++++ DATA LINES ++++

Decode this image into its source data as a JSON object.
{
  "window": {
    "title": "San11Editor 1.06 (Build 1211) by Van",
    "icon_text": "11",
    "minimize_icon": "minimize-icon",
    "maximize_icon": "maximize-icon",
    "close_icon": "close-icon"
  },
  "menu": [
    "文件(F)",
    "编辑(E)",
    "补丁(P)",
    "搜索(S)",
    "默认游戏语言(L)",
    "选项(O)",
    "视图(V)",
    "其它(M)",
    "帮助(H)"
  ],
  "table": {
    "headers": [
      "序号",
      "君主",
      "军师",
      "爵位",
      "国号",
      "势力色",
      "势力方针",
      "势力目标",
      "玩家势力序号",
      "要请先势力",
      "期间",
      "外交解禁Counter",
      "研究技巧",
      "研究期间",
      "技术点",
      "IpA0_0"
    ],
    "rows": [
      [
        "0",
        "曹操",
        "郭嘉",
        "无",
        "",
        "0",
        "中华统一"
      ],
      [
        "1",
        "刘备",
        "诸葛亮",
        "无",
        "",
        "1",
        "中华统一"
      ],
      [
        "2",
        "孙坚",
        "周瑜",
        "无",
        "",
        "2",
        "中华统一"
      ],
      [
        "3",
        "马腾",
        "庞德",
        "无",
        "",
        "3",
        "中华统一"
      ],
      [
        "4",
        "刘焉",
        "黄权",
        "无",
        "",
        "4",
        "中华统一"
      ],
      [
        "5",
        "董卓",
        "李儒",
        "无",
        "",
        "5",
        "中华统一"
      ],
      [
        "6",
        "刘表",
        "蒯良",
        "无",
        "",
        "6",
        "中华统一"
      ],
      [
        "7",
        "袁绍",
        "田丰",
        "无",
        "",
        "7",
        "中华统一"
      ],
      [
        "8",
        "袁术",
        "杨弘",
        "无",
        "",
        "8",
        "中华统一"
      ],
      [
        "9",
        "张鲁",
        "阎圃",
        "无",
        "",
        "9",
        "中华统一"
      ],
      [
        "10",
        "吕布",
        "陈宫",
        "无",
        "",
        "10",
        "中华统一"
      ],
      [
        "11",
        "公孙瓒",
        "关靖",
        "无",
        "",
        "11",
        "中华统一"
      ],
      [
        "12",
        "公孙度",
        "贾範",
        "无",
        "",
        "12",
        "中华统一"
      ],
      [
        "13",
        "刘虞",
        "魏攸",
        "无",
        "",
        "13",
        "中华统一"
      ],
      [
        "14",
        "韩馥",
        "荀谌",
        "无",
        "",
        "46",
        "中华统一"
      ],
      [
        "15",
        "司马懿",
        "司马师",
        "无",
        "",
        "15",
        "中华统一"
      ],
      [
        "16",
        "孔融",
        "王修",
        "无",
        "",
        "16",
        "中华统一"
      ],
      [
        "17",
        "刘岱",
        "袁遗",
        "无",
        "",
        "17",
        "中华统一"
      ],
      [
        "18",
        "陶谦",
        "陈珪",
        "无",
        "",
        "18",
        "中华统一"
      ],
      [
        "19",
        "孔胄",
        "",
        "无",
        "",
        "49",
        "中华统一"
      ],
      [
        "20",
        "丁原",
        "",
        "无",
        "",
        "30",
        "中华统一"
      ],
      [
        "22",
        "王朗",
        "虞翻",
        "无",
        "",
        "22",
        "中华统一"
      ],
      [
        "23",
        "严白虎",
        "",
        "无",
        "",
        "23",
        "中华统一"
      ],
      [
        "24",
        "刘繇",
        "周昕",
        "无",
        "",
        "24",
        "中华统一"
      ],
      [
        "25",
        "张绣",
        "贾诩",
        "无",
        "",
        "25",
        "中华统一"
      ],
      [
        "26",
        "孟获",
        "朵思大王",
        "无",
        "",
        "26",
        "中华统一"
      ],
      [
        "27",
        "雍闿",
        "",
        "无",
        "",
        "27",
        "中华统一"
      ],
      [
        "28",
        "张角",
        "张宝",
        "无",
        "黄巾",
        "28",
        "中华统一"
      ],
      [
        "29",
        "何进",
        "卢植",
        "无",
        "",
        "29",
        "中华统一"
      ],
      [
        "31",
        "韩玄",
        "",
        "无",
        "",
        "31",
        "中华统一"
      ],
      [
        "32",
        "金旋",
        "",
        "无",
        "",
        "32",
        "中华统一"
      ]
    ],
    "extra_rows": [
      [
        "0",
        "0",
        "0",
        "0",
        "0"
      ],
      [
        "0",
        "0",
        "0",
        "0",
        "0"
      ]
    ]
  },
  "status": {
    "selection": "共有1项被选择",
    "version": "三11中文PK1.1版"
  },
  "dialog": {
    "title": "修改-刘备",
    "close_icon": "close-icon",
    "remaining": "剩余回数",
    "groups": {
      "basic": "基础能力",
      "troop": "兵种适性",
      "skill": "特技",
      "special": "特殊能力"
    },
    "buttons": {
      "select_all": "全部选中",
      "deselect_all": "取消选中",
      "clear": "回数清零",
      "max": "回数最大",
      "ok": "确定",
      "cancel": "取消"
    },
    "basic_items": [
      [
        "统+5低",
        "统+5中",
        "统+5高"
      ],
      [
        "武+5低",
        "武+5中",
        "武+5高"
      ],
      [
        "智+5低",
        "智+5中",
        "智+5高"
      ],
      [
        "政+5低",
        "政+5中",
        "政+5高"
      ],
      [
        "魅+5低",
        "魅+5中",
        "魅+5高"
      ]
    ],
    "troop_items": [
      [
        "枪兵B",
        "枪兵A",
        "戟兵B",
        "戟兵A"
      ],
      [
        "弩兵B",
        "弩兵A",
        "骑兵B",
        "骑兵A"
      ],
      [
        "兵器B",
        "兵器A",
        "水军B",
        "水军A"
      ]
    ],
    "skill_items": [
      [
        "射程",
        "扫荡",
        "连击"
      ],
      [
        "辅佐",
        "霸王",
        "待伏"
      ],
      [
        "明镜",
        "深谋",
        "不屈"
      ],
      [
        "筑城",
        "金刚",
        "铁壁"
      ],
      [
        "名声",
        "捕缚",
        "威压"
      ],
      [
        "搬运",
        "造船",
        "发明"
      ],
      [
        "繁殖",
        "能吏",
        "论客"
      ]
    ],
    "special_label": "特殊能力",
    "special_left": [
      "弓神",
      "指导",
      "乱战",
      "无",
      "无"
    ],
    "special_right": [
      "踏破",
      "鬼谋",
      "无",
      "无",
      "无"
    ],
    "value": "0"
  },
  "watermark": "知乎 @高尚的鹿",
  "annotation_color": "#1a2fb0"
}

++++

• WHAT TO DO: The records above should be returned exactly.

• RESULT OF THE TASK:
Decode this image into its source data as a JSON object.
{
  "window": {
    "title": "San11Editor 1.06 (Build 1211) by Van",
    "icon_text": "11",
    "minimize_icon": "minimize-icon",
    "maximize_icon": "maximize-icon",
    "close_icon": "close-icon"
  },
  "menu": [
    "文件(F)",
    "编辑(E)",
    "补丁(P)",
    "搜索(S)",
    "默认游戏语言(L)",
    "选项(O)",
    "视图(V)",
    "其它(M)",
    "帮助(H)"
  ],
  "table": {
    "headers": [
      "序号",
      "君主",
      "军师",
      "爵位",
      "国号",
      "势力色",
      "势力方针",
      "势力目标",
      "玩家势力序号",
      "要请先势力",
      "期间",
      "外交解禁Counter",
      "研究技巧",
      "研究期间",
      "技术点",
      "IpA0_0"
    ],
    "rows": [
      [
        "0",
        "曹操",
        "郭嘉",
        "无",
        "",
        "0",
        "中华统一"
      ],
      [
        "1",
        "刘备",
        "诸葛亮",
        "无",
        "",
        "1",
        "中华统一"
      ],
      [
        "2",
        "孙坚",
        "周瑜",
        "无",
        "",
        "2",
        "中华统一"
      ],
      [
        "3",
        "马腾",
        "庞德",
        "无",
        "",
        "3",
        "中华统一"
      ],
      [
        "4",
        "刘焉",
        "黄权",
        "无",
        "",
        "4",
        "中华统一"
      ],
      [
        "5",
        "董卓",
        "李儒",
        "无",
        "",
        "5",
        "中华统一"
      ],
      [
        "6",
        "刘表",
        "蒯良",
        "无",
        "",
        "6",
        "中华统一"
      ],
      [
        "7",
        "袁绍",
        "田丰",
        "无",
        "",
        "7",
        "中华统一"
      ],
      [
        "8",
        "袁术",
        "杨弘",
        "无",
        "",
        "8",
        "中华统一"
      ],
      [
        "9",
        "张鲁",
        "阎圃",
        "无",
        "",
        "9",
        "中华统一"
      ],
      [
        "10",
        "吕布",
        "陈宫",
        "无",
        "",
        "10",
        "中华统一"
      ],
      [
        "11",
        "公孙瓒",
        "关靖",
        "无",
        "",
        "11",
        "中华统一"
      ],
      [
        "12",
        "公孙度",
        "贾範",
        "无",
        "",
        "12",
        "中华统一"
      ],
      [
        "13",
        "刘虞",
        "魏攸",
        "无",
        "",
        "13",
        "中华统一"
      ],
      [
        "14",
        "韩馥",
        "荀谌",
        "无",
        "",
        "46",
        "中华统一"
      ],
      [
        "15",
        "司马懿",
        "司马师",
        "无",
        "",
        "15",
        "中华统一"
      ],
      [
        "16",
        "孔融",
        "王修",
        "无",
        "",
        "16",
        "中华统一"
      ],
      [
        "17",
        "刘岱",
        "袁遗",
        "无",
        "",
        "17",
        "中华统一"
      ],
      [
        "18",
        "陶谦",
        "陈珪",
        "无",
        "",
        "18",
        "中华统一"
      ],
      [
        "19",
        "孔胄",
        "",
        "无",
        "",
        "49",
        "中华统一"
      ],
      [
        "20",
        "丁原",
        "",
        "无",
        "",
        "30",
        "中华统一"
      ],
      [
        "22",
        "王朗",
        "虞翻",
        "无",
        "",
        "22",
        "中华统一"
      ],
      [
        "23",
        "严白虎",
        "",
        "无",
        "",
        "23",
        "中华统一"
      ],
      [
        "24",
        "刘繇",
        "周昕",
        "无",
        "",
        "24",
        "中华统一"
      ],
      [
        "25",
        "张绣",
        "贾诩",
        "无",
        "",
        "25",
        "中华统一"
      ],
      [
        "26",
        "孟获",
        "朵思大王",
        "无",
        "",
        "26",
        "中华统一"
      ],
      [
        "27",
        "雍闿",
        "",
        "无",
        "",
        "27",
        "中华统一"
      ],
      [
        "28",
        "张角",
        "张宝",
        "无",
        "黄巾",
        "28",
        "中华统一"
      ],
      [
        "29",
        "何进",
        "卢植",
        "无",
        "",
        "29",
        "中华统一"
      ],
      [
        "31",
        "韩玄",
        "",
        "无",
        "",
        "31",
        "中华统一"
      ],
      [
        "32",
        "金旋",
        "",
        "无",
        "",
        "32",
        "中华统一"
      ]
    ],
    "extra_rows": [
      [
        "0",
        "0",
        "0",
        "0",
        "0"
      ],
      [
        "0",
        "0",
        "0",
        "0",
        "0"
      ]
    ]
  },
  "status": {
    "selection": "共有1项被选择",
    "version": "三11中文PK1.1版"
  },
  "dialog": {
    "title": "修改-刘备",
    "close_icon": "close-icon",
    "remaining": "剩余回数",
    "groups": {
      "basic": "基础能力",
      "troop": "兵种适性",
      "skill": "特技",
      "special": "特殊能力"
    },
    "buttons": {
      "select_all": "全部选中",
      "deselect_all": "取消选中",
      "clear": "回数清零",
      "max": "回数最大",
      "ok": "确定",
      "cancel": "取消"
    },
    "basic_items": [
      [
        "统+5低",
        "统+5中",
        "统+5高"
      ],
      [
        "武+5低",
        "武+5中",
        "武+5高"
      ],
      [
        "智+5低",
        "智+5中",
        "智+5高"
      ],
      [
        "政+5低",
        "政+5中",
        "政+5高"
      ],
      [
        "魅+5低",
        "魅+5中",
        "魅+5高"
      ]
    ],
    "troop_items": [
      [
        "枪兵B",
        "枪兵A",
        "戟兵B",
        "戟兵A"
      ],
      [
        "弩兵B",
        "弩兵A",
        "骑兵B",
        "骑兵A"
      ],
      [
        "兵器B",
        "兵器A",
        "水军B",
        "水军A"
      ]
    ],
    "skill_items": [
      [
        "射程",
        "扫荡",
        "连击"
      ],
      [
        "辅佐",
        "霸王",
        "待伏"
      ],
      [
        "明镜",
        "深谋",
        "不屈"
      ],
      [
        "筑城",
        "金刚",
        "铁壁"
      ],
      [
        "名声",
        "捕缚",
        "威压"
      ],
      [
        "搬运",
        "造船",
        "发明"
      ],
      [
        "繁殖",
        "能吏",
        "论客"
      ]
    ],
    "special_label": "特殊能力",
    "special_left": [
      "弓神",
      "指导",
      "乱战",
      "无",
      "无"
    ],
    "special_right": [
      "踏破",
      "鬼谋",
      "无",
      "无",
      "无"
    ],
    "value": "0"
  },
  "watermark": "知乎 @高尚的鹿",
  "annotation_color": "#1a2fb0"
}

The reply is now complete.